[Recorded data]
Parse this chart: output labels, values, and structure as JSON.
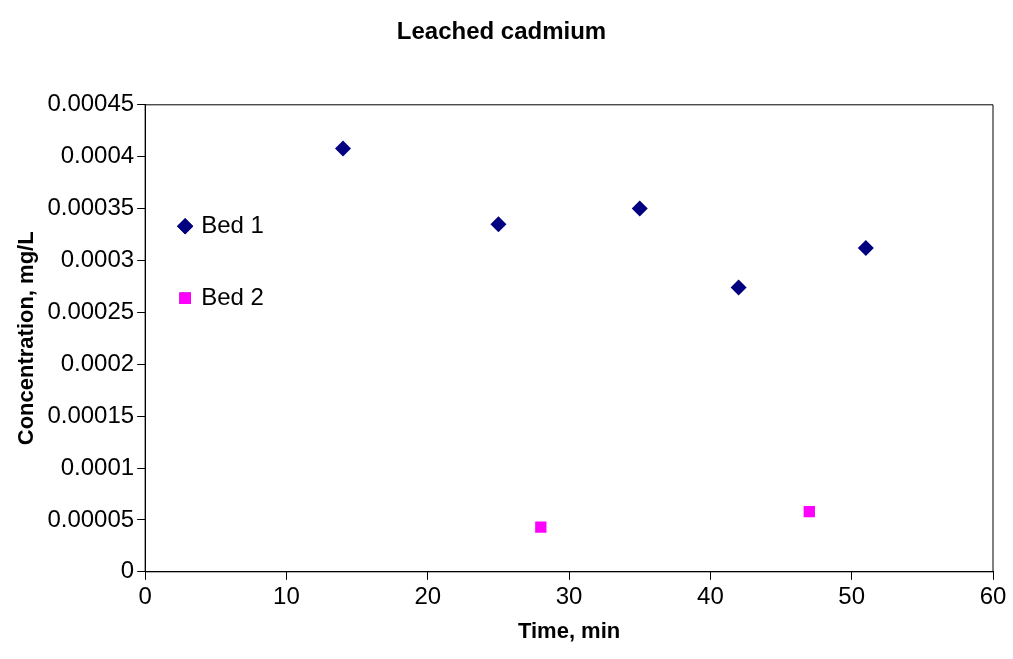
{
  "chart_data": {
    "type": "scatter",
    "title": "Leached cadmium",
    "xlabel": "Time, min",
    "ylabel": "Concentration, mg/L",
    "series": [
      {
        "name": "Bed 1",
        "color": "#000080",
        "marker": "diamond",
        "x": [
          14,
          25,
          35,
          42,
          51
        ],
        "values": [
          0.000408,
          0.000335,
          0.00035,
          0.000274,
          0.000312
        ]
      },
      {
        "name": "Bed 2",
        "color": "#ff00ff",
        "marker": "square",
        "x": [
          28,
          47
        ],
        "values": [
          4.3e-05,
          5.8e-05
        ]
      }
    ],
    "xlim": [
      0,
      60
    ],
    "xticks": [
      0,
      10,
      20,
      30,
      40,
      50,
      60
    ],
    "ylim": [
      0,
      0.00045
    ],
    "yticks": [
      0,
      {
        "value": 5e-05,
        "label": "0.00005"
      },
      0.0001,
      0.00015,
      0.0002,
      0.00025,
      0.0003,
      0.00035,
      0.0004,
      0.00045
    ],
    "grid": false,
    "legend": "left"
  }
}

STATED PROBLEM >>
Write out each line again precisely as it appears, skipping every picture.

EXPECTED OUTPUT >>
Parse this chart: output labels, values, and structure as JSON.
{
  "chart_data": {
    "type": "scatter",
    "title": "Leached cadmium",
    "xlabel": "Time, min",
    "ylabel": "Concentration, mg/L",
    "series": [
      {
        "name": "Bed 1",
        "color": "#000080",
        "marker": "diamond",
        "x": [
          14,
          25,
          35,
          42,
          51
        ],
        "values": [
          0.000408,
          0.000335,
          0.00035,
          0.000274,
          0.000312
        ]
      },
      {
        "name": "Bed 2",
        "color": "#ff00ff",
        "marker": "square",
        "x": [
          28,
          47
        ],
        "values": [
          4.3e-05,
          5.8e-05
        ]
      }
    ],
    "xlim": [
      0,
      60
    ],
    "xticks": [
      0,
      10,
      20,
      30,
      40,
      50,
      60
    ],
    "ylim": [
      0,
      0.00045
    ],
    "yticks": [
      0,
      {
        "value": 5e-05,
        "label": "0.00005"
      },
      0.0001,
      0.00015,
      0.0002,
      0.00025,
      0.0003,
      0.00035,
      0.0004,
      0.00045
    ],
    "grid": false,
    "legend": "left"
  }
}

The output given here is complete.